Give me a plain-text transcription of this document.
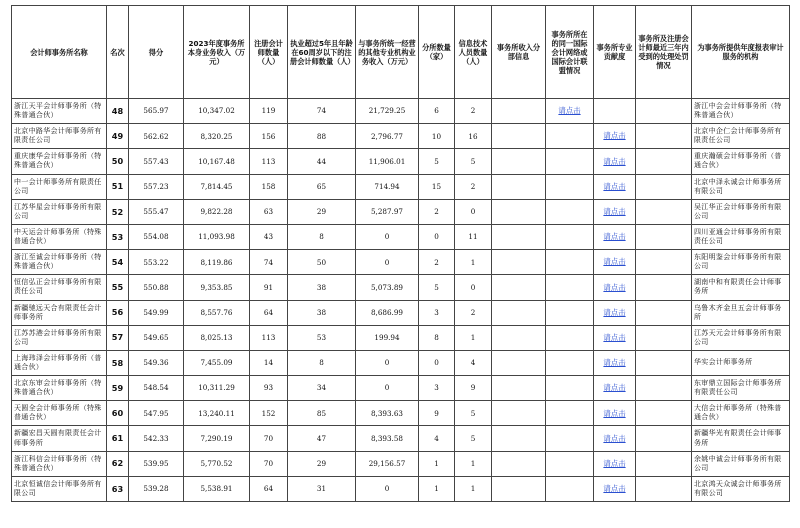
会计师事务所名称	名次	得分	2023年度事务所本身业务收入（万元）	注册会计师数量（人）	执业超过5年且年龄在60周岁以下的注册会计师数量（人）	与事务所统一经营的其他专业机构业务收入（万元）	分所数量（家）	信息技术人员数量（人）	事务所收入分部信息	事务所所在的同一国际会计网络或国际会计联盟情况	事务所专业贡献度	事务所及注册会计师最近三年内受到的处理处罚情况	为事务所提供年度报表审计服务的机构
浙江天平会计师事务所（特殊普通合伙）	48	565.97	10,347.02	119	74	21,729.25	6	2		请点击			浙江中会会计师事务所（特殊普通合伙）
北京中路华会计师事务所有限责任公司	49	562.62	8,320.25	156	88	2,796.77	10	16			请点击		北京中企仁会计师事务所有限责任公司
重庆康华会计师事务所（特殊普通合伙）	50	557.43	10,167.48	113	44	11,906.01	5	5			请点击		重庆瀚硕会计师事务所（普通合伙）
中一会计师事务所有限责任公司	51	557.23	7,814.45	158	65	714.94	15	2			请点击		北京中泽永诚会计师事务所有限公司
江苏华星会计师事务所有限公司	52	555.47	9,822.28	63	29	5,287.97	2	0			请点击		吴江华正会计师事务所有限公司
中天运会计师事务所（特殊普通合伙）	53	554.08	11,093.98	43	8	0	0	11			请点击		四川亚通会计师事务所有限责任公司
浙江至诚会计师事务所（特殊普通合伙）	54	553.22	8,119.86	74	50	0	2	1			请点击		东阳明鉴会计师事务所有限公司
恒信弘正会计师事务所有限责任公司	55	550.88	9,353.85	91	38	5,073.89	5	0			请点击		湖南中和有限责任会计师事务所
新疆驰远天合有限责任会计师事务所	56	549.99	8,557.76	64	38	8,686.99	3	2			请点击		乌鲁木齐金旦五会计师事务所
江苏苏港会计师事务所有限公司	57	549.65	8,025.13	113	53	199.94	8	1			请点击		江苏天元会计师事务所有限公司
上海玮泽会计师事务所（普通合伙）	58	549.36	7,455.09	14	8	0	0	4			请点击		华实会计师事务所
北京东审会计师事务所（特殊普通合伙）	59	548.54	10,311.29	93	34	0	3	9			请点击		东审鼎立国际会计师事务所有限责任公司
天圆全会计师事务所（特殊普通合伙）	60	547.95	13,240.11	152	85	8,393.63	9	5			请点击		大信会计师事务所（特殊普通合伙）
新疆宏昌天圆有限责任会计师事务所	61	542.33	7,290.19	70	47	8,393.58	4	5			请点击		新疆华光有限责任会计师事务所
浙江科信会计师事务所（特殊普通合伙）	62	539.95	5,770.52	70	29	29,156.57	1	1			请点击		余姚中诚会计师事务所有限公司
北京恒诚信会计师事务所有限公司	63	539.28	5,538.91	64	31	0	1	1			请点击		北京鸿天众诚会计师事务所有限公司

---+---

→ **EXERCISE BRIEF**
Output the entries above exactly, without their pictures.

→ **THE RESPONSE**
Give me a plain-text transcription of this document.
会计师事务所名称	名次	得分	2023年度事务所本身业务收入（万元）	注册会计师数量（人）	执业超过5年且年龄在60周岁以下的注册会计师数量（人）	与事务所统一经营的其他专业机构业务收入（万元）	分所数量（家）	信息技术人员数量（人）	事务所收入分部信息	事务所所在的同一国际会计网络或国际会计联盟情况	事务所专业贡献度	事务所及注册会计师最近三年内受到的处理处罚情况	为事务所提供年度报表审计服务的机构
浙江天平会计师事务所（特殊普通合伙）	48	565.97	10,347.02	119	74	21,729.25	6	2		请点击			浙江中会会计师事务所（特殊普通合伙）
北京中路华会计师事务所有限责任公司	49	562.62	8,320.25	156	88	2,796.77	10	16			请点击		北京中企仁会计师事务所有限责任公司
重庆康华会计师事务所（特殊普通合伙）	50	557.43	10,167.48	113	44	11,906.01	5	5			请点击		重庆瀚硕会计师事务所（普通合伙）
中一会计师事务所有限责任公司	51	557.23	7,814.45	158	65	714.94	15	2			请点击		北京中泽永诚会计师事务所有限公司
江苏华星会计师事务所有限公司	52	555.47	9,822.28	63	29	5,287.97	2	0			请点击		吴江华正会计师事务所有限公司
中天运会计师事务所（特殊普通合伙）	53	554.08	11,093.98	43	8	0	0	11			请点击		四川亚通会计师事务所有限责任公司
浙江至诚会计师事务所（特殊普通合伙）	54	553.22	8,119.86	74	50	0	2	1			请点击		东阳明鉴会计师事务所有限公司
恒信弘正会计师事务所有限责任公司	55	550.88	9,353.85	91	38	5,073.89	5	0			请点击		湖南中和有限责任会计师事务所
新疆驰远天合有限责任会计师事务所	56	549.99	8,557.76	64	38	8,686.99	3	2			请点击		乌鲁木齐金旦五会计师事务所
江苏苏港会计师事务所有限公司	57	549.65	8,025.13	113	53	199.94	8	1			请点击		江苏天元会计师事务所有限公司
上海玮泽会计师事务所（普通合伙）	58	549.36	7,455.09	14	8	0	0	4			请点击		华实会计师事务所
北京东审会计师事务所（特殊普通合伙）	59	548.54	10,311.29	93	34	0	3	9			请点击		东审鼎立国际会计师事务所有限责任公司
天圆全会计师事务所（特殊普通合伙）	60	547.95	13,240.11	152	85	8,393.63	9	5			请点击		大信会计师事务所（特殊普通合伙）
新疆宏昌天圆有限责任会计师事务所	61	542.33	7,290.19	70	47	8,393.58	4	5			请点击		新疆华光有限责任会计师事务所
浙江科信会计师事务所（特殊普通合伙）	62	539.95	5,770.52	70	29	29,156.57	1	1			请点击		余姚中诚会计师事务所有限公司
北京恒诚信会计师事务所有限公司	63	539.28	5,538.91	64	31	0	1	1			请点击		北京鸿天众诚会计师事务所有限公司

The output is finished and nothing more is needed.